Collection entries
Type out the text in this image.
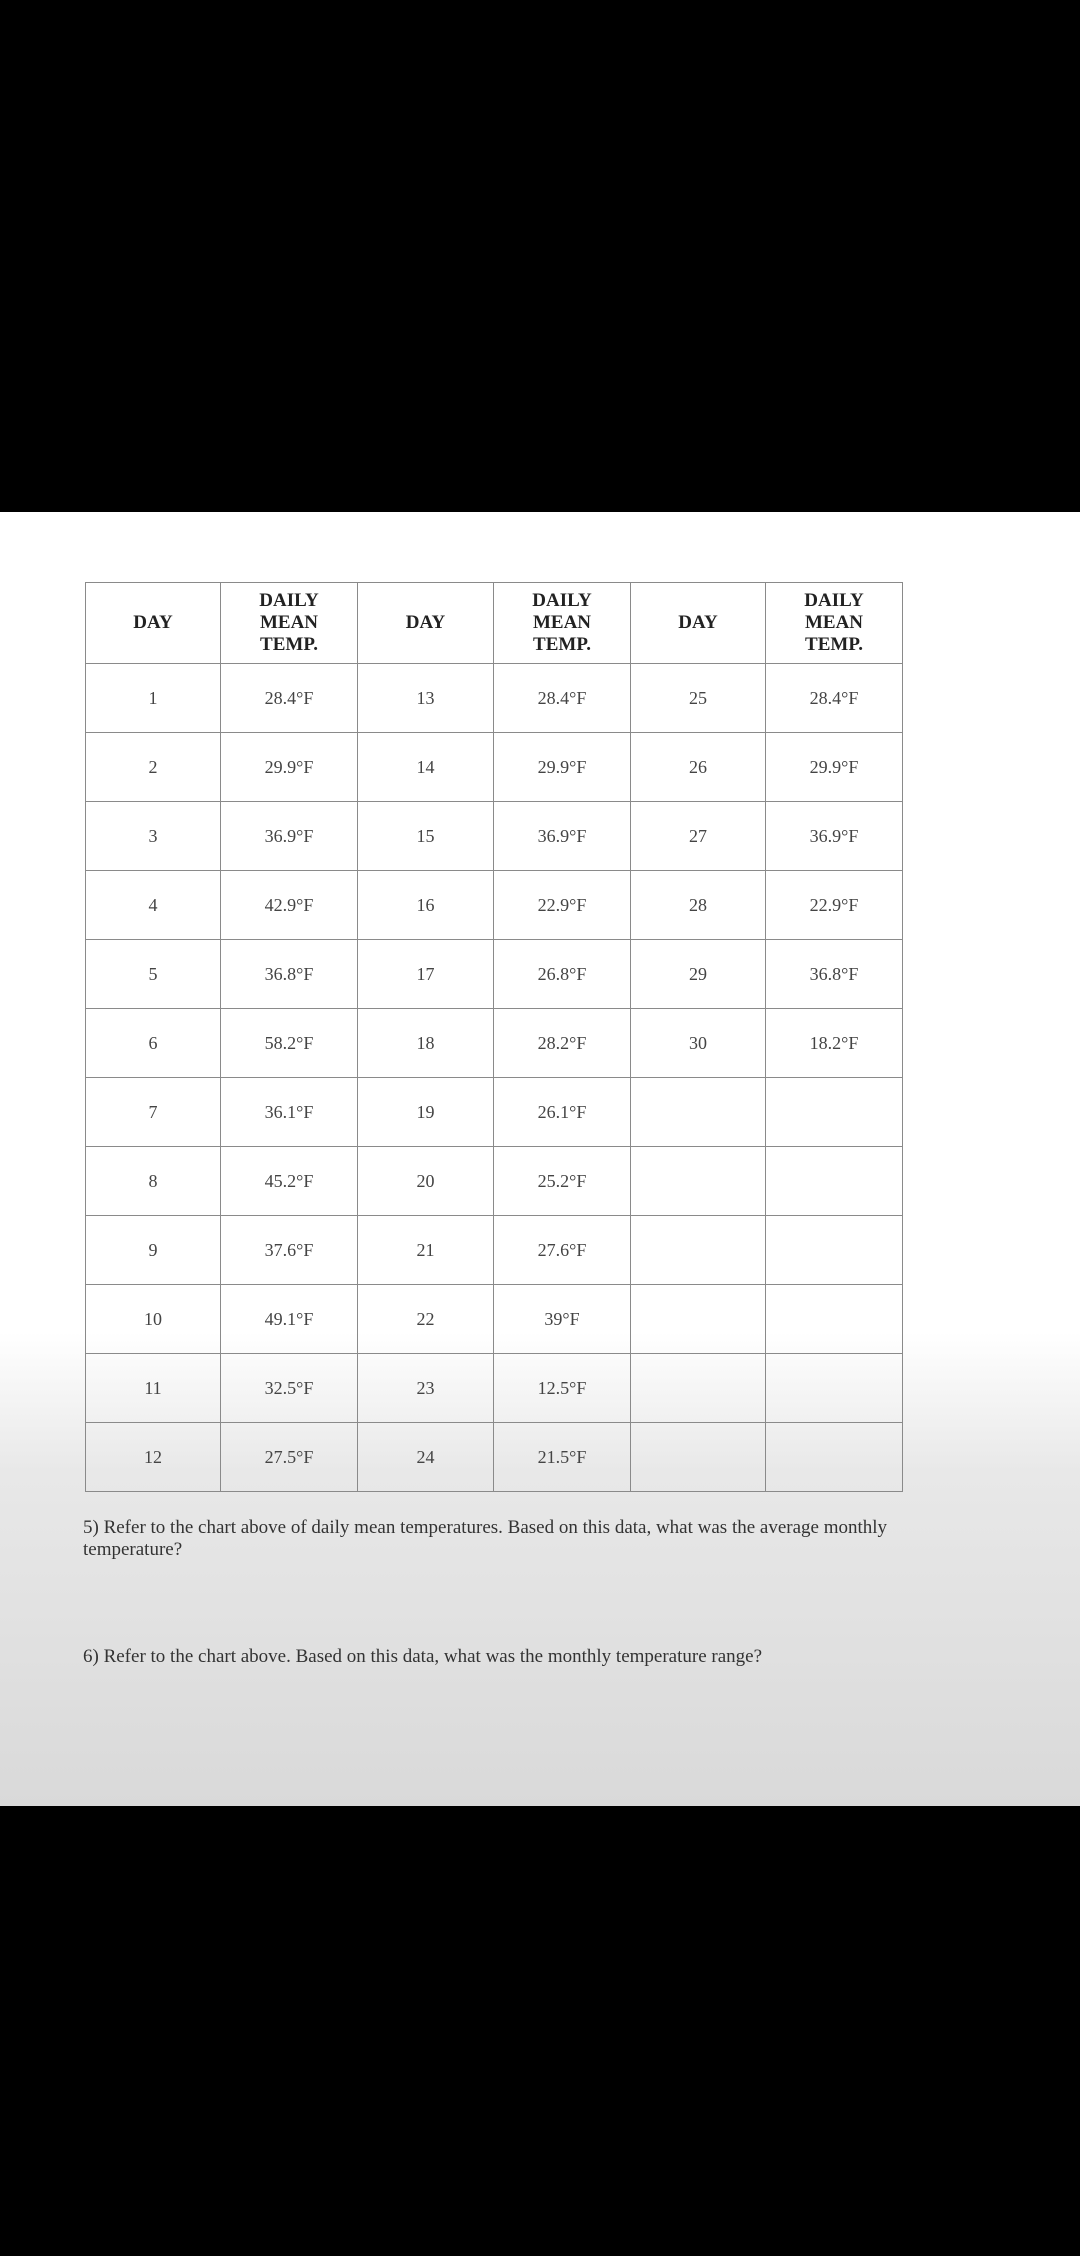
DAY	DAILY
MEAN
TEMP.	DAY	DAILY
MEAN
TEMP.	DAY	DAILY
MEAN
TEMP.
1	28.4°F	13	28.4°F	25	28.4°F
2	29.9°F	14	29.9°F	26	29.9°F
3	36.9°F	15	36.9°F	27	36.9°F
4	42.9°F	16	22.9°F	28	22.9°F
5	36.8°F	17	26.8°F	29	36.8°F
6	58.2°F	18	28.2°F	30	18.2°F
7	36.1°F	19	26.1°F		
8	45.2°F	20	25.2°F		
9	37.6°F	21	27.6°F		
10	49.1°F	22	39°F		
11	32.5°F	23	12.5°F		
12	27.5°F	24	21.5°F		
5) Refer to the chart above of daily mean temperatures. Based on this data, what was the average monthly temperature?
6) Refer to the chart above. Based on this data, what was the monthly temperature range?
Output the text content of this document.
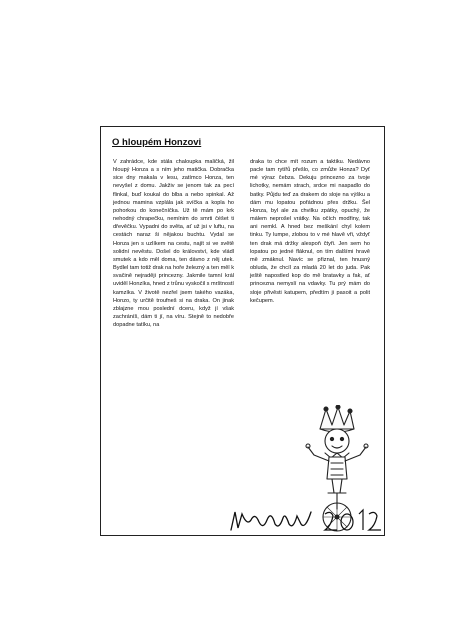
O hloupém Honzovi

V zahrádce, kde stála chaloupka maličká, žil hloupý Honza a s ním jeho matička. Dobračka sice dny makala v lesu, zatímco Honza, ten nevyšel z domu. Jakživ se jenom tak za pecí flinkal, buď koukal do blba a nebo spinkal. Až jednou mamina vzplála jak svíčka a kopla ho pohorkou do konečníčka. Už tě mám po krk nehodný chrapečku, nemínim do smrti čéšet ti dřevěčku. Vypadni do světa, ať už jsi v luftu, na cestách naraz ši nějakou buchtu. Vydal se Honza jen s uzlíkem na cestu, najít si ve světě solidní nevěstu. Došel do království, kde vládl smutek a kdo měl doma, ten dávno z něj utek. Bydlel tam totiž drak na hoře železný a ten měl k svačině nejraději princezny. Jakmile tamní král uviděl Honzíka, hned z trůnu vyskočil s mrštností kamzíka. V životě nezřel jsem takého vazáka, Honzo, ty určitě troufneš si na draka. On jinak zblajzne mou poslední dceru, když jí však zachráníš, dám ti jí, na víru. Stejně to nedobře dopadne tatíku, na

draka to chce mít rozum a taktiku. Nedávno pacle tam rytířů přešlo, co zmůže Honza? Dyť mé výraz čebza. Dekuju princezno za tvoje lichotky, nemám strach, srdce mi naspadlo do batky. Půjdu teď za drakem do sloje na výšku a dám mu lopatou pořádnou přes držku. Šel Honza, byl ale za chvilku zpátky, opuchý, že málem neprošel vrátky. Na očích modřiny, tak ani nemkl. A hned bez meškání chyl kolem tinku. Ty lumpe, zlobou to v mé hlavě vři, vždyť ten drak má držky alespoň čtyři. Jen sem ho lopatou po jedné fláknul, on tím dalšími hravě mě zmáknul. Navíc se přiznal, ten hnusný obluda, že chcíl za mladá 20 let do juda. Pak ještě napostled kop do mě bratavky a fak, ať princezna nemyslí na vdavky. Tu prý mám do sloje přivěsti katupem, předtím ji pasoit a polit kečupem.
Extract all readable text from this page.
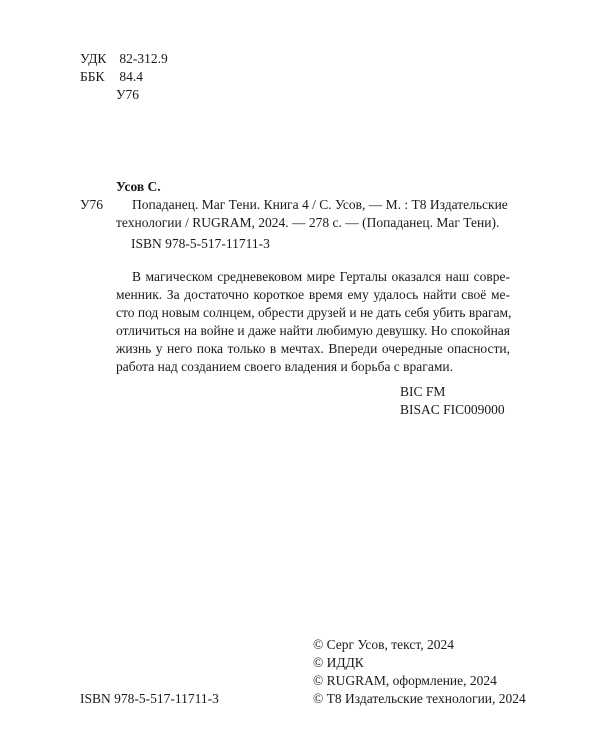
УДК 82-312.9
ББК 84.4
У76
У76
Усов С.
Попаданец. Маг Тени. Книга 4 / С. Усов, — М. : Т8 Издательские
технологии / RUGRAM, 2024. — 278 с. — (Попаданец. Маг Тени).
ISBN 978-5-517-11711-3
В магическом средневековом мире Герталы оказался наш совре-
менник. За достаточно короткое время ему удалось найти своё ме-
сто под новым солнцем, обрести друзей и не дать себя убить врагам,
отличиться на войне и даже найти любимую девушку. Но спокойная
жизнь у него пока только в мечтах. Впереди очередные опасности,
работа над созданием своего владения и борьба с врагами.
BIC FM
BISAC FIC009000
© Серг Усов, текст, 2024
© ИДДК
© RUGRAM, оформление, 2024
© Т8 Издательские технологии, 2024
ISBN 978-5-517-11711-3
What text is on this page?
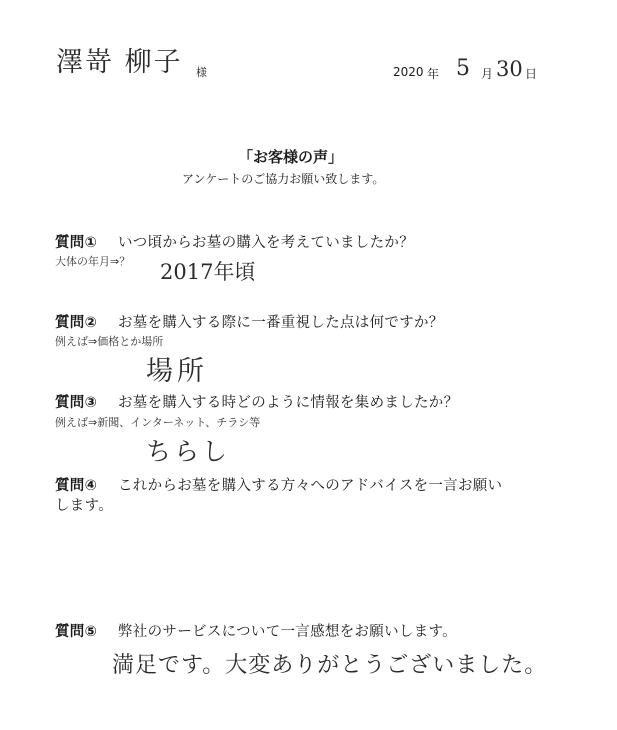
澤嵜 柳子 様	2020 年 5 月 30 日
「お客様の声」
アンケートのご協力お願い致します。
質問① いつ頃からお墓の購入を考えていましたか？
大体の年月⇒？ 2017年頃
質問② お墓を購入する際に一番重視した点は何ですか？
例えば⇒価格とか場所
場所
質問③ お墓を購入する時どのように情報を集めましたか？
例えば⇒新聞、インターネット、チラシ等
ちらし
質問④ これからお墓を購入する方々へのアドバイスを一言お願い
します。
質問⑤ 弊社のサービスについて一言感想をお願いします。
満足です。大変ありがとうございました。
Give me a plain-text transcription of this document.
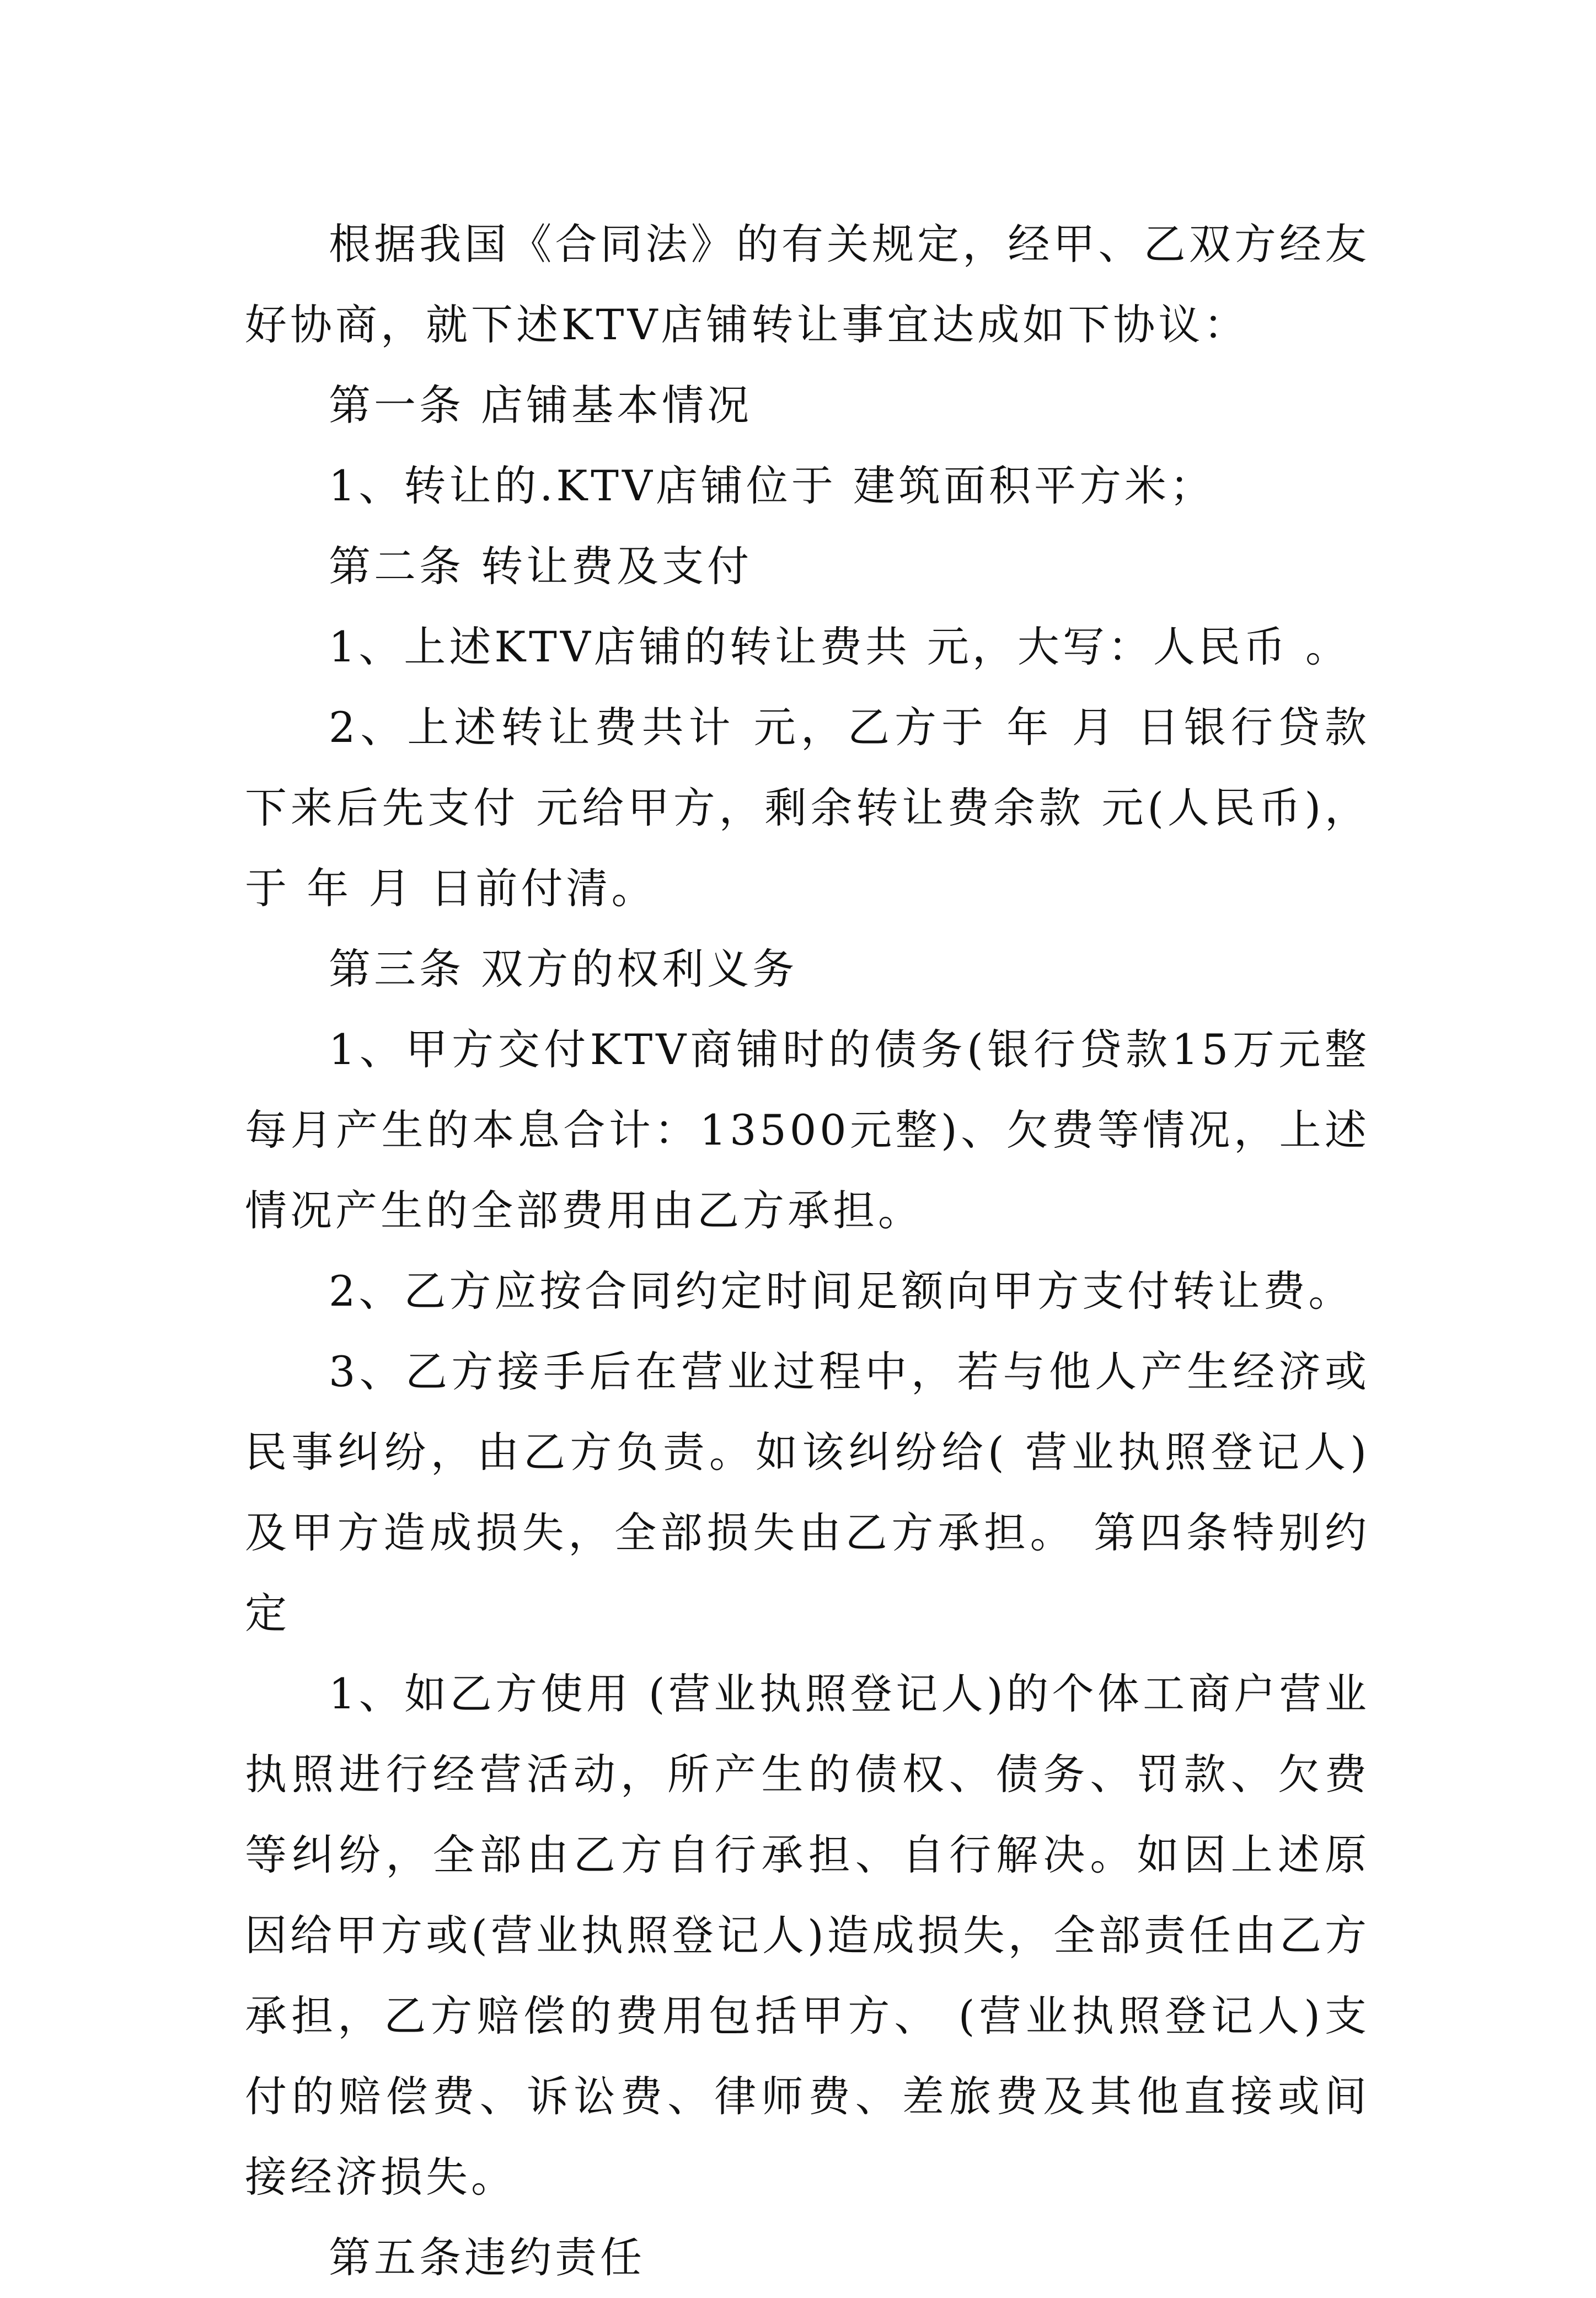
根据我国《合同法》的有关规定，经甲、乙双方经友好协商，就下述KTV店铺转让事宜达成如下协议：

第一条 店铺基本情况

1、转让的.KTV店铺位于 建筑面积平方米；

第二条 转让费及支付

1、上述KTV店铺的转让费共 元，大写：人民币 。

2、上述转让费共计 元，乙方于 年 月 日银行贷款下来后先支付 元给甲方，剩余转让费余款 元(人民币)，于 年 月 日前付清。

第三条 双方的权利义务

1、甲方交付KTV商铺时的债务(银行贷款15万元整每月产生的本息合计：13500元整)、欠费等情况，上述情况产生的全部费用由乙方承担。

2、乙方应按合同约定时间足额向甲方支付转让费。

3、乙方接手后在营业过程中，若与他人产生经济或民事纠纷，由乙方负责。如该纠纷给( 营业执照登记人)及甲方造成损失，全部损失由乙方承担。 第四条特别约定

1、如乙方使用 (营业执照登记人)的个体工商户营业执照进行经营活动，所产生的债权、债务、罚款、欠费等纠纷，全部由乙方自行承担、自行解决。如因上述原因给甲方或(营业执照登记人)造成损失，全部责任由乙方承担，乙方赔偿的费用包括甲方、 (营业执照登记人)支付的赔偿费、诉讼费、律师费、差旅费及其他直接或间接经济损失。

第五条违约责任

> [DO THIS]
Reproduce precisely the lines of the entries above, from the one containing "Extract all readable text from this page." through the final one, both ends included, and omit the pictures.

> [EXPECTED OUTPUT]
Extract all readable text from this page.
УДК 82-312.9
ББК 84.4
У76
У76
Усов С.
Попаданец. Маг Тени. Книга 4 / С. Усов, — М. : Т8 Издательские
технологии / RUGRAM, 2024. — 278 с. — (Попаданец. Маг Тени).
ISBN 978-5-517-11711-3
В магическом средневековом мире Герталы оказался наш совре-
менник. За достаточно короткое время ему удалось найти своё ме-
сто под новым солнцем, обрести друзей и не дать себя убить врагам,
отличиться на войне и даже найти любимую девушку. Но спокойная
жизнь у него пока только в мечтах. Впереди очередные опасности,
работа над созданием своего владения и борьба с врагами.
BIC FM
BISAC FIC009000
© Серг Усов, текст, 2024
© ИДДК
© RUGRAM, оформление, 2024
© Т8 Издательские технологии, 2024
ISBN 978-5-517-11711-3
What text is on this page?
澤嵜 柳子 様	2020 年 5 月 30 日
「お客様の声」
アンケートのご協力お願い致します。
質問① いつ頃からお墓の購入を考えていましたか？
大体の年月⇒？ 2017年頃
質問② お墓を購入する際に一番重視した点は何ですか？
例えば⇒価格とか場所
場所
質問③ お墓を購入する時どのように情報を集めましたか？
例えば⇒新聞、インターネット、チラシ等
ちらし
質問④ これからお墓を購入する方々へのアドバイスを一言お願い
します。
質問⑤ 弊社のサービスについて一言感想をお願いします。
満足です。大変ありがとうございました。
Give me a plain-text transcription of this document.
根据我国《合同法》的有关规定，经甲、乙双方经友好协商，就下述KTV店铺转让事宜达成如下协议：

第一条 店铺基本情况

1、转让的.KTV店铺位于 建筑面积平方米；

第二条 转让费及支付

1、上述KTV店铺的转让费共 元，大写：人民币 。

2、上述转让费共计 元，乙方于 年 月 日银行贷款下来后先支付 元给甲方，剩余转让费余款 元(人民币)，于 年 月 日前付清。

第三条 双方的权利义务

1、甲方交付KTV商铺时的债务(银行贷款15万元整每月产生的本息合计：13500元整)、欠费等情况，上述情况产生的全部费用由乙方承担。

2、乙方应按合同约定时间足额向甲方支付转让费。

3、乙方接手后在营业过程中，若与他人产生经济或民事纠纷，由乙方负责。如该纠纷给( 营业执照登记人)及甲方造成损失，全部损失由乙方承担。 第四条特别约定

1、如乙方使用 (营业执照登记人)的个体工商户营业执照进行经营活动，所产生的债权、债务、罚款、欠费等纠纷，全部由乙方自行承担、自行解决。如因上述原因给甲方或(营业执照登记人)造成损失，全部责任由乙方承担，乙方赔偿的费用包括甲方、 (营业执照登记人)支付的赔偿费、诉讼费、律师费、差旅费及其他直接或间接经济损失。

第五条违约责任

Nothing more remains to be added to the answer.